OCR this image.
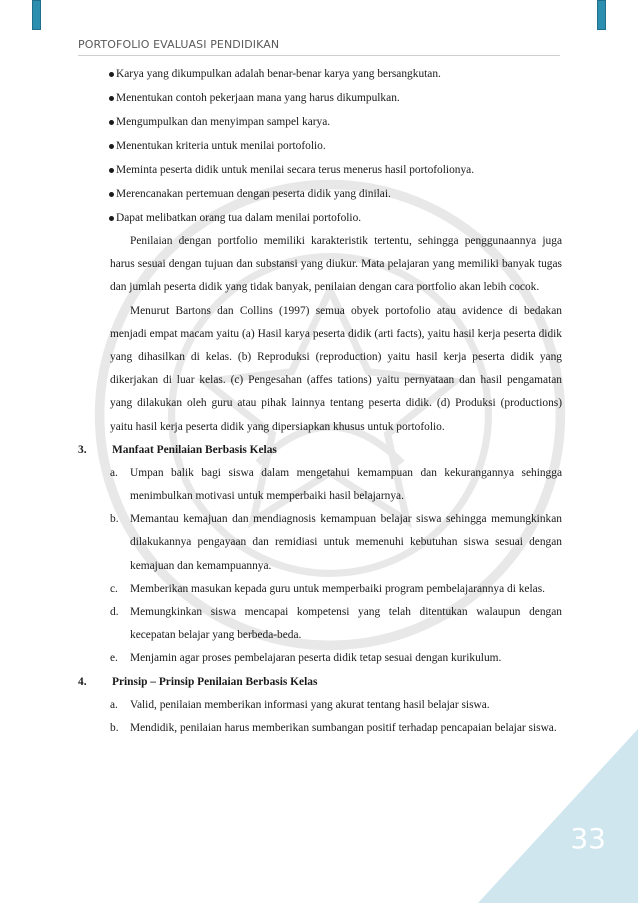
PORTOFOLIO EVALUASI PENDIDIKAN
33
Karya yang dikumpulkan adalah benar-benar karya yang bersangkutan.
Menentukan contoh pekerjaan mana yang harus dikumpulkan.
Mengumpulkan dan menyimpan sampel karya.
Menentukan kriteria untuk menilai portofolio.
Meminta peserta didik untuk menilai secara terus menerus hasil portofolionya.
Merencanakan pertemuan dengan peserta didik yang dinilai.
Dapat melibatkan orang tua dalam menilai portofolio.

Penilaian dengan portfolio memiliki karakteristik tertentu, sehingga penggunaannya juga harus sesuai dengan tujuan dan substansi yang diukur. Mata pelajaran yang memiliki banyak tugas dan jumlah peserta didik yang tidak banyak, penilaian dengan cara portfolio akan lebih cocok.

Menurut Bartons dan Collins (1997) semua obyek portofolio atau avidence di bedakan menjadi empat macam yaitu (a) Hasil karya peserta didik (arti facts), yaitu hasil kerja peserta didik yang dihasilkan di kelas. (b) Reproduksi (reproduction) yaitu hasil kerja peserta didik yang dikerjakan di luar kelas. (c) Pengesahan (affes tations) yaitu pernyataan dan hasil pengamatan yang dilakukan oleh guru atau pihak lainnya tentang peserta didik. (d) Produksi (productions) yaitu hasil kerja peserta didik yang dipersiapkan khusus untuk portofolio.

3. Manfaat Penilaian Berbasis Kelas

a. Umpan balik bagi siswa dalam mengetahui kemampuan dan kekurangannya sehingga menimbulkan motivasi untuk memperbaiki hasil belajarnya.

b. Memantau kemajuan dan mendiagnosis kemampuan belajar siswa sehingga memungkinkan dilakukannya pengayaan dan remidiasi untuk memenuhi kebutuhan siswa sesuai dengan kemajuan dan kemampuannya.

c. Memberikan masukan kepada guru untuk memperbaiki program pembelajarannya di kelas.

d. Memungkinkan siswa mencapai kompetensi yang telah ditentukan walaupun dengan kecepatan belajar yang berbeda-beda.

e. Menjamin agar proses pembelajaran peserta didik tetap sesuai dengan kurikulum.

4. Prinsip – Prinsip Penilaian Berbasis Kelas

a. Valid, penilaian memberikan informasi yang akurat tentang hasil belajar siswa.

b. Mendidik, penilaian harus memberikan sumbangan positif terhadap pencapaian belajar siswa.
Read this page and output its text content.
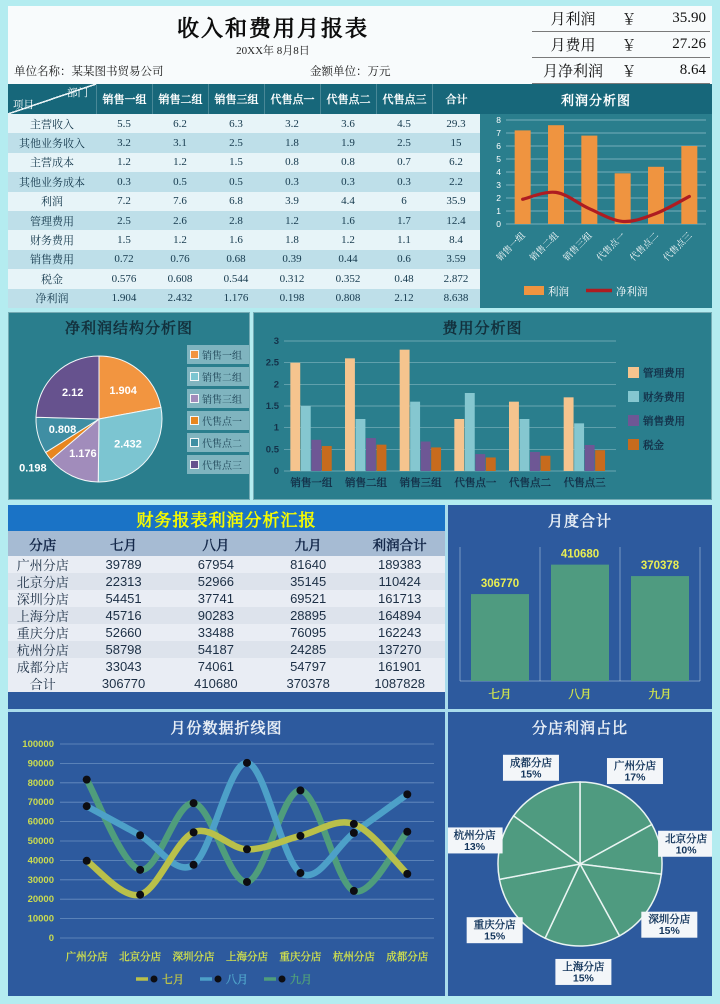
收入和费用月报表
20XX年 8月8日
单位名称：某某图书贸易公司	金额单位：万元
月利润	￥	35.90
月费用	￥	27.26
月净利润	￥	8.64
部门
项目	销售一组	销售二组	销售三组	代售点一	代售点二	代售点三	合计
主营收入	5.5	6.2	6.3	3.2	3.6	4.5	29.3
其他业务收入	3.2	3.1	2.5	1.8	1.9	2.5	15
主营成本	1.2	1.2	1.5	0.8	0.8	0.7	6.2
其他业务成本	0.3	0.5	0.5	0.3	0.3	0.3	2.2
利润	7.2	7.6	6.8	3.9	4.4	6	35.9
管理费用	2.5	2.6	2.8	1.2	1.6	1.7	12.4
财务费用	1.5	1.2	1.6	1.8	1.2	1.1	8.4
销售费用	0.72	0.76	0.68	0.39	0.44	0.6	3.59
税金	0.576	0.608	0.544	0.312	0.352	0.48	2.872
净利润	1.904	2.432	1.176	0.198	0.808	2.12	8.638
利润分析图
0
1
2
3
4
5
6
7
8
销售一组 销售二组 销售三组 代售点一 代售点二 代售点三
利润	净利润
净利润结构分析图
1.904
2.432
1.176
0.198
0.808
2.12
销售一组
销售二组
销售三组
代售点一
代售点二
代售点三
费用分析图
0
0.5
1
1.5
2
2.5
3
销售一组 销售二组 销售三组 代售点一 代售点二 代售点三
管理费用
财务费用
销售费用
税金
财务报表利润分析汇报
分店	七月	八月	九月	利润合计
广州分店	39789	67954	81640	189383
北京分店	22313	52966	35145	110424
深圳分店	54451	37741	69521	161713
上海分店	45716	90283	28895	164894
重庆分店	52660	33488	76095	162243
杭州分店	58798	54187	24285	137270
成都分店	33043	74061	54797	161901
合计	306770	410680	370378	1087828
月度合计
306770
七月
410680
八月
370378
九月
月份数据折线图
0
10000
20000
30000
40000
50000
60000
70000
80000
90000
100000
广州分店 北京分店 深圳分店 上海分店 重庆分店 杭州分店 成都分店
七月	八月	九月
分店利润占比
广州分店
17%
北京分店
10%
深圳分店
15%
上海分店
15%
重庆分店
15%
杭州分店
13%
成都分店
15%
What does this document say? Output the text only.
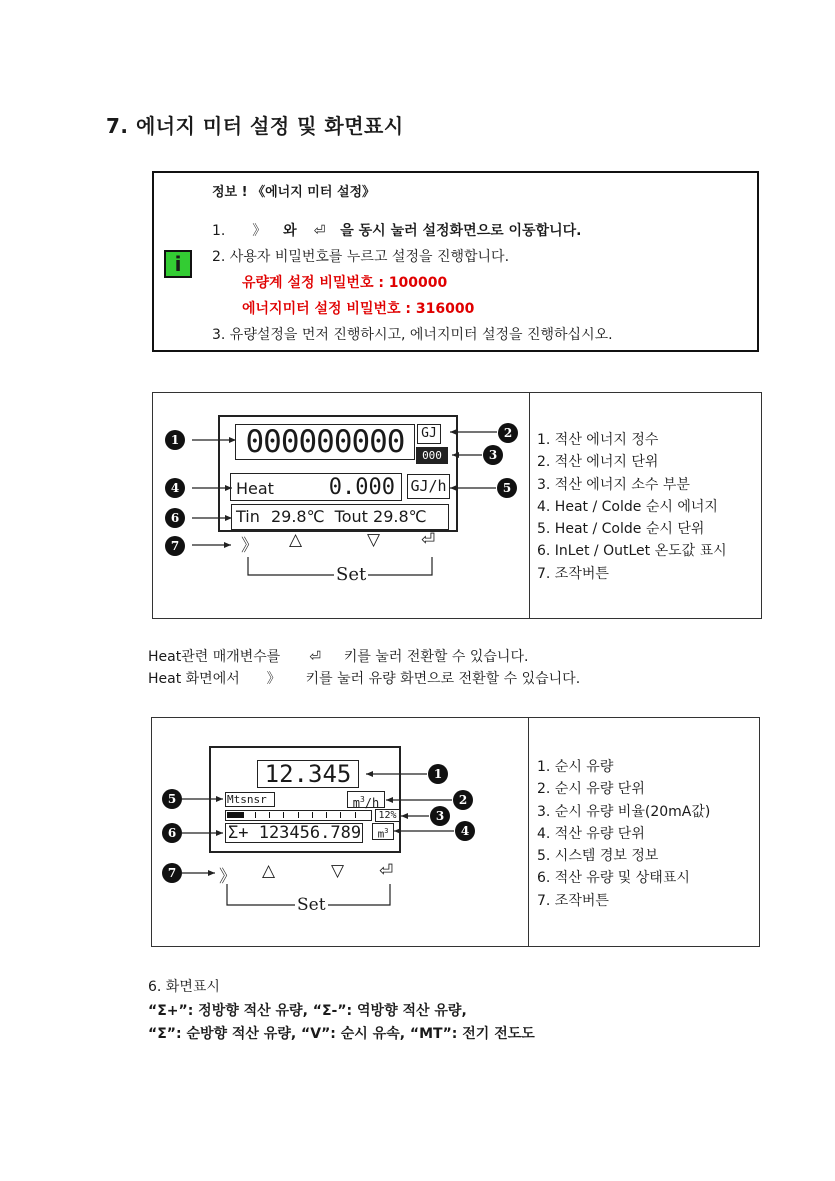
7. 에너지 미터 설정 및 화면표시
i
정보 ! 《에너지 미터 설정》
1. 》 와 ⏎ 을 동시 눌러 설정화면으로 이동합니다.
2. 사용자 비밀번호를 누르고 설정을 진행합니다.
유량계 설정 비밀번호 : 100000
에너지미터 설정 비밀번호 : 316000
3. 유량설정을 먼저 진행하시고, 에너지미터 설정을 진행하십시오.
000000000	GJ
000
Heat 0.000 GJ/h
Tin 29.8℃ Tout 29.8℃
》 △	▽ ⏎
Set
1	2
3
4	5
6
7
1. 적산 에너지 정수
2. 적산 에너지 단위
3. 적산 에너지 소수 부분
4. Heat / Colde 순시 에너지
5. Heat / Colde 순시 단위
6. InLet / OutLet 온도값 표시
7. 조작버튼
Heat관련 매개변수를 ⏎ 키를 눌러 전환할 수 있습니다.
Heat 화면에서 》 키를 눌러 유량 화면으로 전환할 수 있습니다.
12.345
Mtsnsr	$m^3/h$
12%
Σ+ 123456.789	$m^3$
》 △	▽ ⏎
Set
1
2
3
4
5
6
7
1. 순시 유량
2. 순시 유량 단위
3. 순시 유량 비율(20mA값)
4. 적산 유량 단위
5. 시스템 경보 정보
6. 적산 유량 및 상태표시
7. 조작버튼
6. 화면표시
“Σ+”: 정방향 적산 유량, “Σ-”: 역방향 적산 유량,
“Σ”: 순방향 적산 유량, “V”: 순시 유속, “MT”: 전기 전도도
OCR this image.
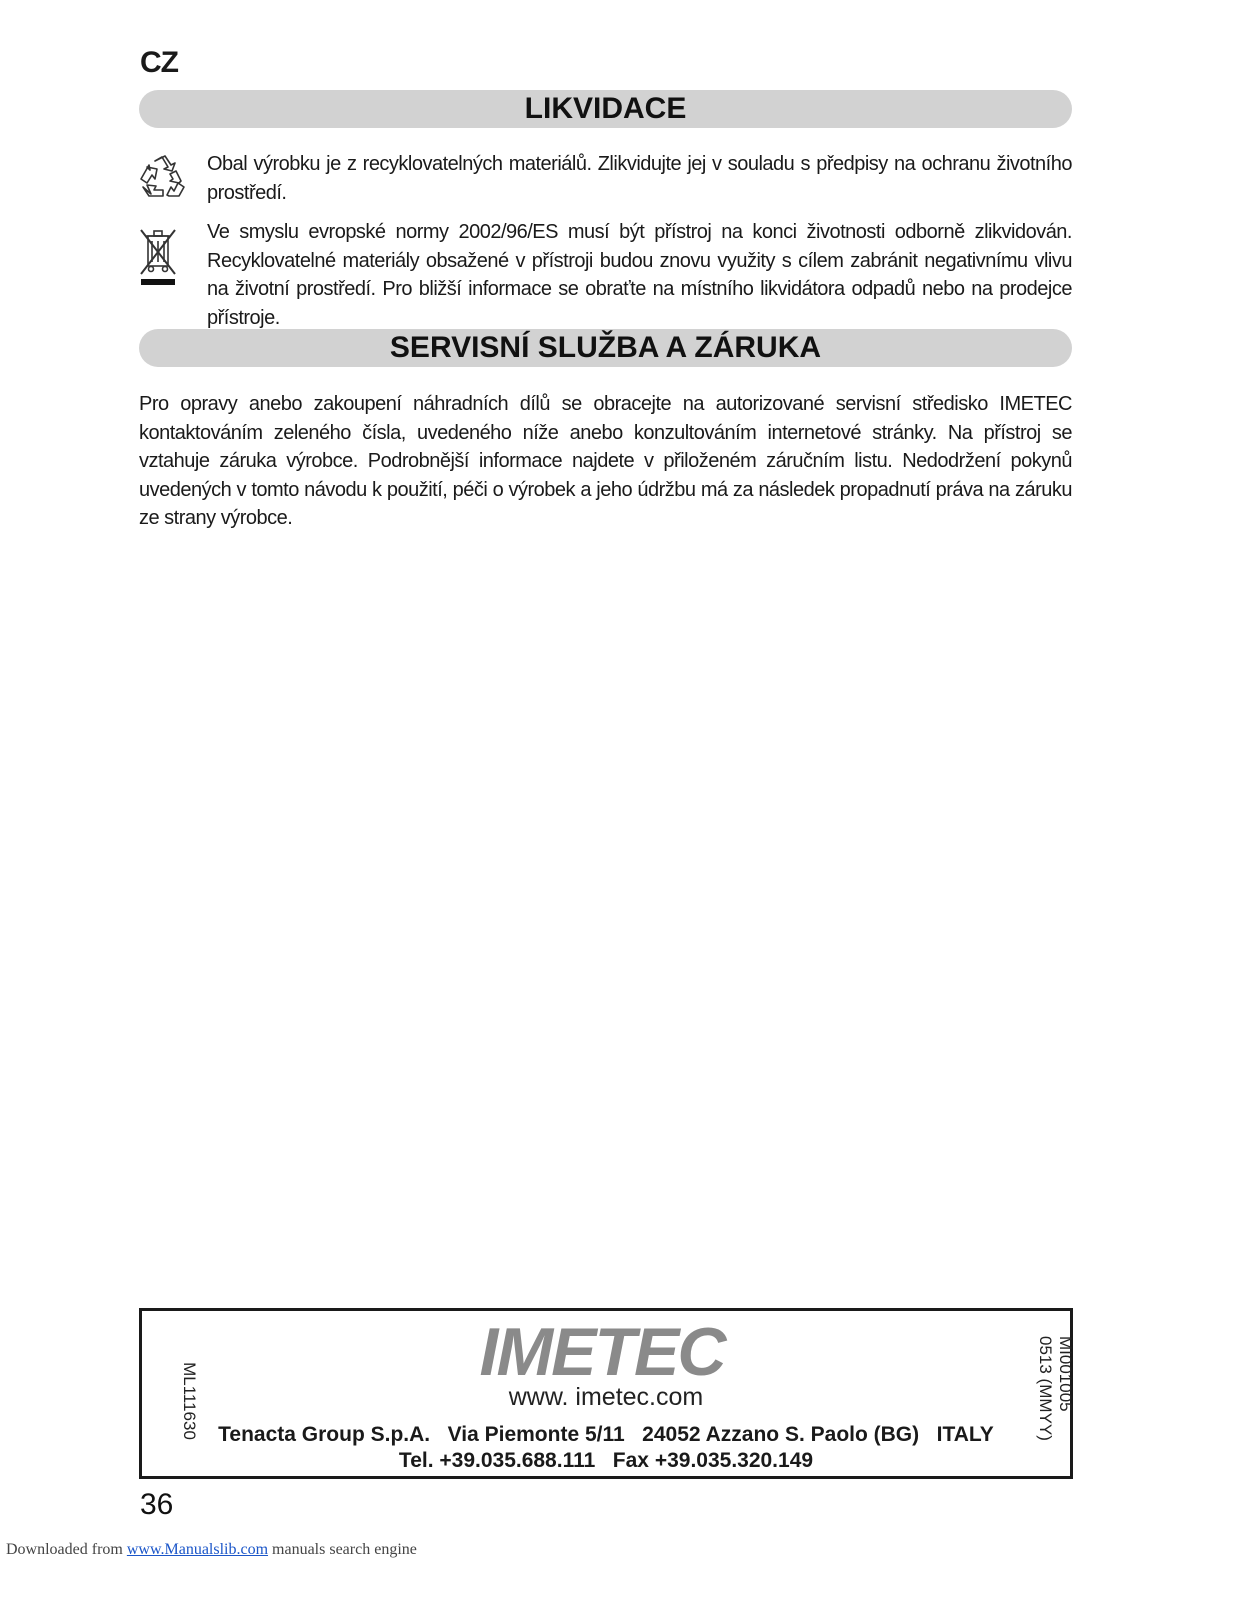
CZ
LIKVIDACE
Obal výrobku je z recyklovatelných materiálů. Zlikvidujte jej v souladu s předpisy na ochranu životního prostředí.
Ve smyslu evropské normy 2002/96/ES musí být přístroj na konci životnosti odborně zlikvidován. Recyklovatelné materiály obsažené v přístroji budou znovu využity s cílem zabránit negativnímu vlivu na životní prostředí. Pro bližší informace se obraťte na místního likvidátora odpadů nebo na prodejce přístroje.
SERVISNÍ SLUŽBA A ZÁRUKA
Pro opravy anebo zakoupení náhradních dílů se obracejte na autorizované servisní středisko IMETEC kontaktováním zeleného čísla, uvedeného níže anebo konzultováním internetové stránky. Na přístroj se vztahuje záruka výrobce. Podrobnější informace najdete v přiloženém záručním listu. Nedodržení pokynů uvedených v tomto návodu k použití, péči o výrobek a jeho údržbu má za následek propadnutí práva na záruku ze strany výrobce.
ML111630
IMETEC
www. imetec.com
Tenacta Group S.p.A.   Via Piemonte 5/11   24052 Azzano S. Paolo (BG)   ITALY
Tel. +39.035.688.111   Fax +39.035.320.149
MI001005
0513 (MMYY)
36
Downloaded from www.Manualslib.com manuals search engine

▸ **TASK PROMPT**
Return all of the data exactly as written, and drop the pictures.

▸ **REPLY TO THE TASK**
OCR this image.
PORTOFOLIO EVALUASI PENDIDIKAN
33
Karya yang dikumpulkan adalah benar-benar karya yang bersangkutan.
Menentukan contoh pekerjaan mana yang harus dikumpulkan.
Mengumpulkan dan menyimpan sampel karya.
Menentukan kriteria untuk menilai portofolio.
Meminta peserta didik untuk menilai secara terus menerus hasil portofolionya.
Merencanakan pertemuan dengan peserta didik yang dinilai.
Dapat melibatkan orang tua dalam menilai portofolio.

Penilaian dengan portfolio memiliki karakteristik tertentu, sehingga penggunaannya juga harus sesuai dengan tujuan dan substansi yang diukur. Mata pelajaran yang memiliki banyak tugas dan jumlah peserta didik yang tidak banyak, penilaian dengan cara portfolio akan lebih cocok.

Menurut Bartons dan Collins (1997) semua obyek portofolio atau avidence di bedakan menjadi empat macam yaitu (a) Hasil karya peserta didik (arti facts), yaitu hasil kerja peserta didik yang dihasilkan di kelas. (b) Reproduksi (reproduction) yaitu hasil kerja peserta didik yang dikerjakan di luar kelas. (c) Pengesahan (affes tations) yaitu pernyataan dan hasil pengamatan yang dilakukan oleh guru atau pihak lainnya tentang peserta didik. (d) Produksi (productions) yaitu hasil kerja peserta didik yang dipersiapkan khusus untuk portofolio.

3. Manfaat Penilaian Berbasis Kelas

a. Umpan balik bagi siswa dalam mengetahui kemampuan dan kekurangannya sehingga menimbulkan motivasi untuk memperbaiki hasil belajarnya.

b. Memantau kemajuan dan mendiagnosis kemampuan belajar siswa sehingga memungkinkan dilakukannya pengayaan dan remidiasi untuk memenuhi kebutuhan siswa sesuai dengan kemajuan dan kemampuannya.

c. Memberikan masukan kepada guru untuk memperbaiki program pembelajarannya di kelas.

d. Memungkinkan siswa mencapai kompetensi yang telah ditentukan walaupun dengan kecepatan belajar yang berbeda-beda.

e. Menjamin agar proses pembelajaran peserta didik tetap sesuai dengan kurikulum.

4. Prinsip – Prinsip Penilaian Berbasis Kelas

a. Valid, penilaian memberikan informasi yang akurat tentang hasil belajar siswa.

b. Mendidik, penilaian harus memberikan sumbangan positif terhadap pencapaian belajar siswa.
Read this page and output its text content.
收入和费用月报表
20XX年 8月8日
单位名称：某某图书贸易公司	金额单位：万元
月利润	￥	35.90
月费用	￥	27.26
月净利润	￥	8.64
部门
项目	销售一组	销售二组	销售三组	代售点一	代售点二	代售点三	合计
主营收入	5.5	6.2	6.3	3.2	3.6	4.5	29.3
其他业务收入	3.2	3.1	2.5	1.8	1.9	2.5	15
主营成本	1.2	1.2	1.5	0.8	0.8	0.7	6.2
其他业务成本	0.3	0.5	0.5	0.3	0.3	0.3	2.2
利润	7.2	7.6	6.8	3.9	4.4	6	35.9
管理费用	2.5	2.6	2.8	1.2	1.6	1.7	12.4
财务费用	1.5	1.2	1.6	1.8	1.2	1.1	8.4
销售费用	0.72	0.76	0.68	0.39	0.44	0.6	3.59
税金	0.576	0.608	0.544	0.312	0.352	0.48	2.872
净利润	1.904	2.432	1.176	0.198	0.808	2.12	8.638
利润分析图
0
1
2
3
4
5
6
7
8
销售一组 销售二组 销售三组 代售点一 代售点二 代售点三
利润	净利润
净利润结构分析图
1.904
2.432
1.176
0.198
0.808
2.12
销售一组
销售二组
销售三组
代售点一
代售点二
代售点三
费用分析图
0
0.5
1
1.5
2
2.5
3
销售一组 销售二组 销售三组 代售点一 代售点二 代售点三
管理费用
财务费用
销售费用
税金
财务报表利润分析汇报
分店	七月	八月	九月	利润合计
广州分店	39789	67954	81640	189383
北京分店	22313	52966	35145	110424
深圳分店	54451	37741	69521	161713
上海分店	45716	90283	28895	164894
重庆分店	52660	33488	76095	162243
杭州分店	58798	54187	24285	137270
成都分店	33043	74061	54797	161901
合计	306770	410680	370378	1087828
月度合计
306770
七月
410680
八月
370378
九月
月份数据折线图
0
10000
20000
30000
40000
50000
60000
70000
80000
90000
100000
广州分店 北京分店 深圳分店 上海分店 重庆分店 杭州分店 成都分店
七月	八月	九月
分店利润占比
广州分店
17%
北京分店
10%
深圳分店
15%
上海分店
15%
重庆分店
15%
杭州分店
13%
成都分店
15%
What does this document say? Output the text only.
7. 에너지 미터 설정 및 화면표시
i
정보 ! 《에너지 미터 설정》
1. 》 와 ⏎ 을 동시 눌러 설정화면으로 이동합니다.
2. 사용자 비밀번호를 누르고 설정을 진행합니다.
유량계 설정 비밀번호 : 100000
에너지미터 설정 비밀번호 : 316000
3. 유량설정을 먼저 진행하시고, 에너지미터 설정을 진행하십시오.
000000000	GJ
000
Heat 0.000 GJ/h
Tin 29.8℃ Tout 29.8℃
》 △	▽ ⏎
Set
1	2
3
4	5
6
7
1. 적산 에너지 정수
2. 적산 에너지 단위
3. 적산 에너지 소수 부분
4. Heat / Colde 순시 에너지
5. Heat / Colde 순시 단위
6. InLet / OutLet 온도값 표시
7. 조작버튼
Heat관련 매개변수를 ⏎ 키를 눌러 전환할 수 있습니다.
Heat 화면에서 》 키를 눌러 유량 화면으로 전환할 수 있습니다.
12.345
Mtsnsr	$m^3/h$
12%
Σ+ 123456.789	$m^3$
》 △	▽ ⏎
Set
1
2
3
4
5
6
7
1. 순시 유량
2. 순시 유량 단위
3. 순시 유량 비율(20mA값)
4. 적산 유량 단위
5. 시스템 경보 정보
6. 적산 유량 및 상태표시
7. 조작버튼
6. 화면표시
“Σ+”: 정방향 적산 유량, “Σ-”: 역방향 적산 유량,
“Σ”: 순방향 적산 유량, “V”: 순시 유속, “MT”: 전기 전도도
OCR this image.
CZ
LIKVIDACE
Obal výrobku je z recyklovatelných materiálů. Zlikvidujte jej v souladu s předpisy na ochranu životního prostředí.
Ve smyslu evropské normy 2002/96/ES musí být přístroj na konci životnosti odborně zlikvidován. Recyklovatelné materiály obsažené v přístroji budou znovu využity s cílem zabránit negativnímu vlivu na životní prostředí. Pro bližší informace se obraťte na místního likvidátora odpadů nebo na prodejce přístroje.
SERVISNÍ SLUŽBA A ZÁRUKA
Pro opravy anebo zakoupení náhradních dílů se obracejte na autorizované servisní středisko IMETEC kontaktováním zeleného čísla, uvedeného níže anebo konzultováním internetové stránky. Na přístroj se vztahuje záruka výrobce. Podrobnější informace najdete v přiloženém záručním listu. Nedodržení pokynů uvedených v tomto návodu k použití, péči o výrobek a jeho údržbu má za následek propadnutí práva na záruku ze strany výrobce.
ML111630
IMETEC
www. imetec.com
Tenacta Group S.p.A.   Via Piemonte 5/11   24052 Azzano S. Paolo (BG)   ITALY
Tel. +39.035.688.111   Fax +39.035.320.149
MI001005
0513 (MMYY)
36
Downloaded from www.Manualslib.com manuals search engine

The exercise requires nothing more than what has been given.